● Directions for this task:
Copy out all the entries word for word.

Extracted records
◆ ◆ ◆ ◆ ◆
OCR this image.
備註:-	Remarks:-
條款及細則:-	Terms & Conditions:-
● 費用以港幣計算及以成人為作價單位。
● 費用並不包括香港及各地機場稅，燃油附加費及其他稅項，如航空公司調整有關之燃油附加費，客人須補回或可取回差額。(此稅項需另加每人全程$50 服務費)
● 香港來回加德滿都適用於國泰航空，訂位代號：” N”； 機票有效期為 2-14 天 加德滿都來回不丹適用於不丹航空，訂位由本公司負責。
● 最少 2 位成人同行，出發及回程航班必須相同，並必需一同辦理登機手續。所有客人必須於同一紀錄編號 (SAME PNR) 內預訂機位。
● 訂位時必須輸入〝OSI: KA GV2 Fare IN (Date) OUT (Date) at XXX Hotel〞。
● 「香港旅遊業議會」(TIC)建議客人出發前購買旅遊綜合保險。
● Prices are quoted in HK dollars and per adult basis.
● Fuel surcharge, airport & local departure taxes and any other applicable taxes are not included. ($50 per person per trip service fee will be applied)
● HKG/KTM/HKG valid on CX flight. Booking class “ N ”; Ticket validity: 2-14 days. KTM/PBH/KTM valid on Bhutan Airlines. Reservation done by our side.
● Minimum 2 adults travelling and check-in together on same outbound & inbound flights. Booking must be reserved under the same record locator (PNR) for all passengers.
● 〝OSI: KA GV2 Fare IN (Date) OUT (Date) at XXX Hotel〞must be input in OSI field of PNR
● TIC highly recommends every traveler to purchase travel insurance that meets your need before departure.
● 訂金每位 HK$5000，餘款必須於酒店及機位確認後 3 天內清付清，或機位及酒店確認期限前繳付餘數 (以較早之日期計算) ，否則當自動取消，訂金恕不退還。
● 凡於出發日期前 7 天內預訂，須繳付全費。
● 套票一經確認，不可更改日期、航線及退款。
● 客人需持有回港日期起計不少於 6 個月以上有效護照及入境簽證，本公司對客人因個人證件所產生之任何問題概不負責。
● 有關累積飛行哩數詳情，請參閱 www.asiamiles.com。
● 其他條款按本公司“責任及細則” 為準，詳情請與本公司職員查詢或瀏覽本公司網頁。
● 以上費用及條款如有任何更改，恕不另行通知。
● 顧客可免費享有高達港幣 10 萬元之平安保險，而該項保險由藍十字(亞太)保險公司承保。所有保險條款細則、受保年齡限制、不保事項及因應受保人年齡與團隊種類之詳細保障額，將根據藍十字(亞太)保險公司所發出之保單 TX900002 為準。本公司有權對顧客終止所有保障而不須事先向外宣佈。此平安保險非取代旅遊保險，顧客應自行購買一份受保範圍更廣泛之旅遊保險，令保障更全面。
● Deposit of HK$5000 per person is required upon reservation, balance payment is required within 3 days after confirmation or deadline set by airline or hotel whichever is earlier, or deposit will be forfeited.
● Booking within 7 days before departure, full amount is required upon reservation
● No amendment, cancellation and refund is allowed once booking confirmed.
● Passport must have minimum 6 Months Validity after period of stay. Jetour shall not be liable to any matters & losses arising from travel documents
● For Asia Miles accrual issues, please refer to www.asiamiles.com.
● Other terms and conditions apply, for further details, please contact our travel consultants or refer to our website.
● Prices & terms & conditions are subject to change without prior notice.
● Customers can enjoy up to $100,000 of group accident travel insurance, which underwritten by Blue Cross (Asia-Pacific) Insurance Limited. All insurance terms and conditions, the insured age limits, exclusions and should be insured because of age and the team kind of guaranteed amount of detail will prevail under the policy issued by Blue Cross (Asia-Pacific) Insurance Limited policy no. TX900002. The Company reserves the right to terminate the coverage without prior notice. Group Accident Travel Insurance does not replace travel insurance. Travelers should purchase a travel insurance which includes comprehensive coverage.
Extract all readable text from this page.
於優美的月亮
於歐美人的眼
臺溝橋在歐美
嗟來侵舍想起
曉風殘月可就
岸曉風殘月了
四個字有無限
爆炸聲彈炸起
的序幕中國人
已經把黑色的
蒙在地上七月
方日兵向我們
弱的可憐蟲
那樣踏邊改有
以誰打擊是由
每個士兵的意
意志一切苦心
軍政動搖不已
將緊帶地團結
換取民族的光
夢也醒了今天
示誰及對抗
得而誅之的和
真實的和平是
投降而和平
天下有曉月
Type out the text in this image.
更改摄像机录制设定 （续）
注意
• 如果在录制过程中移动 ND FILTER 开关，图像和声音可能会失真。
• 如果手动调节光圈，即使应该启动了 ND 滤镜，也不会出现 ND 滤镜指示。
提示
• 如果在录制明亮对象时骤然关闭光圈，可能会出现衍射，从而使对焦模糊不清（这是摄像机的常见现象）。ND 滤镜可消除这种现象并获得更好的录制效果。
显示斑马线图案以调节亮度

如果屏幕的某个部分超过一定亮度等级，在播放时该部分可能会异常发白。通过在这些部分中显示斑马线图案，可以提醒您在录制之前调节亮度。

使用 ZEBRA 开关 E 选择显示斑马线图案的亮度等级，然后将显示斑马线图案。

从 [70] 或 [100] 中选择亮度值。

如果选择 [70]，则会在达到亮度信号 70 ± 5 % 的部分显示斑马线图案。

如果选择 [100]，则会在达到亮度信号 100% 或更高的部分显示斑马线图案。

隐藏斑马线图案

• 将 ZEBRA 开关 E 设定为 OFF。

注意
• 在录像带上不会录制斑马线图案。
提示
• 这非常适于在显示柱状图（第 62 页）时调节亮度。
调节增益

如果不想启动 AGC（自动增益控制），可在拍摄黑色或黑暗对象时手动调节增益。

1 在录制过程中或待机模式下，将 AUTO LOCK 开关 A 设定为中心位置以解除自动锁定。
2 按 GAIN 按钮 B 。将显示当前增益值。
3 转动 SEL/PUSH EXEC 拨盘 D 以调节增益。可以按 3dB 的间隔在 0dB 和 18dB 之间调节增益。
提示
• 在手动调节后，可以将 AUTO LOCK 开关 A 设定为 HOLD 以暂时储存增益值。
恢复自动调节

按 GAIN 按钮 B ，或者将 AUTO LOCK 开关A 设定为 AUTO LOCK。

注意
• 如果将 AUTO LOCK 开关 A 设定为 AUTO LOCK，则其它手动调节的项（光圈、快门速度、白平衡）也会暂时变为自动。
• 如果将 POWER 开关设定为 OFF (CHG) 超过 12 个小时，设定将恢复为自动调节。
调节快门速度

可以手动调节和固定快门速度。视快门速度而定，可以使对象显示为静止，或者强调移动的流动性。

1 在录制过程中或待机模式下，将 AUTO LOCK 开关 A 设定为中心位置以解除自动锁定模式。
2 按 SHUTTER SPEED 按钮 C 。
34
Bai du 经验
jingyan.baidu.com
◆ ◆ ◆ ◆ ◆
● Task answer:
OCR this image.
備註:-	Remarks:-
條款及細則:-	Terms & Conditions:-
● 費用以港幣計算及以成人為作價單位。
● 費用並不包括香港及各地機場稅，燃油附加費及其他稅項，如航空公司調整有關之燃油附加費，客人須補回或可取回差額。(此稅項需另加每人全程$50 服務費)
● 香港來回加德滿都適用於國泰航空，訂位代號：” N”； 機票有效期為 2-14 天 加德滿都來回不丹適用於不丹航空，訂位由本公司負責。
● 最少 2 位成人同行，出發及回程航班必須相同，並必需一同辦理登機手續。所有客人必須於同一紀錄編號 (SAME PNR) 內預訂機位。
● 訂位時必須輸入〝OSI: KA GV2 Fare IN (Date) OUT (Date) at XXX Hotel〞。
● 「香港旅遊業議會」(TIC)建議客人出發前購買旅遊綜合保險。
● Prices are quoted in HK dollars and per adult basis.
● Fuel surcharge, airport & local departure taxes and any other applicable taxes are not included. ($50 per person per trip service fee will be applied)
● HKG/KTM/HKG valid on CX flight. Booking class “ N ”; Ticket validity: 2-14 days. KTM/PBH/KTM valid on Bhutan Airlines. Reservation done by our side.
● Minimum 2 adults travelling and check-in together on same outbound & inbound flights. Booking must be reserved under the same record locator (PNR) for all passengers.
● 〝OSI: KA GV2 Fare IN (Date) OUT (Date) at XXX Hotel〞must be input in OSI field of PNR
● TIC highly recommends every traveler to purchase travel insurance that meets your need before departure.
● 訂金每位 HK$5000，餘款必須於酒店及機位確認後 3 天內清付清，或機位及酒店確認期限前繳付餘數 (以較早之日期計算) ，否則當自動取消，訂金恕不退還。
● 凡於出發日期前 7 天內預訂，須繳付全費。
● 套票一經確認，不可更改日期、航線及退款。
● 客人需持有回港日期起計不少於 6 個月以上有效護照及入境簽證，本公司對客人因個人證件所產生之任何問題概不負責。
● 有關累積飛行哩數詳情，請參閱 www.asiamiles.com。
● 其他條款按本公司“責任及細則” 為準，詳情請與本公司職員查詢或瀏覽本公司網頁。
● 以上費用及條款如有任何更改，恕不另行通知。
● 顧客可免費享有高達港幣 10 萬元之平安保險，而該項保險由藍十字(亞太)保險公司承保。所有保險條款細則、受保年齡限制、不保事項及因應受保人年齡與團隊種類之詳細保障額，將根據藍十字(亞太)保險公司所發出之保單 TX900002 為準。本公司有權對顧客終止所有保障而不須事先向外宣佈。此平安保險非取代旅遊保險，顧客應自行購買一份受保範圍更廣泛之旅遊保險，令保障更全面。
● Deposit of HK$5000 per person is required upon reservation, balance payment is required within 3 days after confirmation or deadline set by airline or hotel whichever is earlier, or deposit will be forfeited.
● Booking within 7 days before departure, full amount is required upon reservation
● No amendment, cancellation and refund is allowed once booking confirmed.
● Passport must have minimum 6 Months Validity after period of stay. Jetour shall not be liable to any matters & losses arising from travel documents
● For Asia Miles accrual issues, please refer to www.asiamiles.com.
● Other terms and conditions apply, for further details, please contact our travel consultants or refer to our website.
● Prices & terms & conditions are subject to change without prior notice.
● Customers can enjoy up to $100,000 of group accident travel insurance, which underwritten by Blue Cross (Asia-Pacific) Insurance Limited. All insurance terms and conditions, the insured age limits, exclusions and should be insured because of age and the team kind of guaranteed amount of detail will prevail under the policy issued by Blue Cross (Asia-Pacific) Insurance Limited policy no. TX900002. The Company reserves the right to terminate the coverage without prior notice. Group Accident Travel Insurance does not replace travel insurance. Travelers should purchase a travel insurance which includes comprehensive coverage.
Extract all readable text from this page.
於優美的月亮
於歐美人的眼
臺溝橋在歐美
嗟來侵舍想起
曉風殘月可就
岸曉風殘月了
四個字有無限
爆炸聲彈炸起
的序幕中國人
已經把黑色的
蒙在地上七月
方日兵向我們
弱的可憐蟲
那樣踏邊改有
以誰打擊是由
每個士兵的意
意志一切苦心
軍政動搖不已
將緊帶地團結
換取民族的光
夢也醒了今天
示誰及對抗
得而誅之的和
真實的和平是
投降而和平
天下有曉月
Type out the text in this image.
更改摄像机录制设定 （续）
注意
• 如果在录制过程中移动 ND FILTER 开关，图像和声音可能会失真。
• 如果手动调节光圈，即使应该启动了 ND 滤镜，也不会出现 ND 滤镜指示。
提示
• 如果在录制明亮对象时骤然关闭光圈，可能会出现衍射，从而使对焦模糊不清（这是摄像机的常见现象）。ND 滤镜可消除这种现象并获得更好的录制效果。
显示斑马线图案以调节亮度

如果屏幕的某个部分超过一定亮度等级，在播放时该部分可能会异常发白。通过在这些部分中显示斑马线图案，可以提醒您在录制之前调节亮度。

使用 ZEBRA 开关 E 选择显示斑马线图案的亮度等级，然后将显示斑马线图案。

从 [70] 或 [100] 中选择亮度值。

如果选择 [70]，则会在达到亮度信号 70 ± 5 % 的部分显示斑马线图案。

如果选择 [100]，则会在达到亮度信号 100% 或更高的部分显示斑马线图案。

隐藏斑马线图案

• 将 ZEBRA 开关 E 设定为 OFF。

注意
• 在录像带上不会录制斑马线图案。
提示
• 这非常适于在显示柱状图（第 62 页）时调节亮度。
调节增益

如果不想启动 AGC（自动增益控制），可在拍摄黑色或黑暗对象时手动调节增益。

1 在录制过程中或待机模式下，将 AUTO LOCK 开关 A 设定为中心位置以解除自动锁定。
2 按 GAIN 按钮 B 。将显示当前增益值。
3 转动 SEL/PUSH EXEC 拨盘 D 以调节增益。可以按 3dB 的间隔在 0dB 和 18dB 之间调节增益。
提示
• 在手动调节后，可以将 AUTO LOCK 开关 A 设定为 HOLD 以暂时储存增益值。
恢复自动调节

按 GAIN 按钮 B ，或者将 AUTO LOCK 开关A 设定为 AUTO LOCK。

注意
• 如果将 AUTO LOCK 开关 A 设定为 AUTO LOCK，则其它手动调节的项（光圈、快门速度、白平衡）也会暂时变为自动。
• 如果将 POWER 开关设定为 OFF (CHG) 超过 12 个小时，设定将恢复为自动调节。
调节快门速度

可以手动调节和固定快门速度。视快门速度而定，可以使对象显示为静止，或者强调移动的流动性。

1 在录制过程中或待机模式下，将 AUTO LOCK 开关 A 设定为中心位置以解除自动锁定模式。
2 按 SHUTTER SPEED 按钮 C 。
34
Bai du 经验
jingyan.baidu.com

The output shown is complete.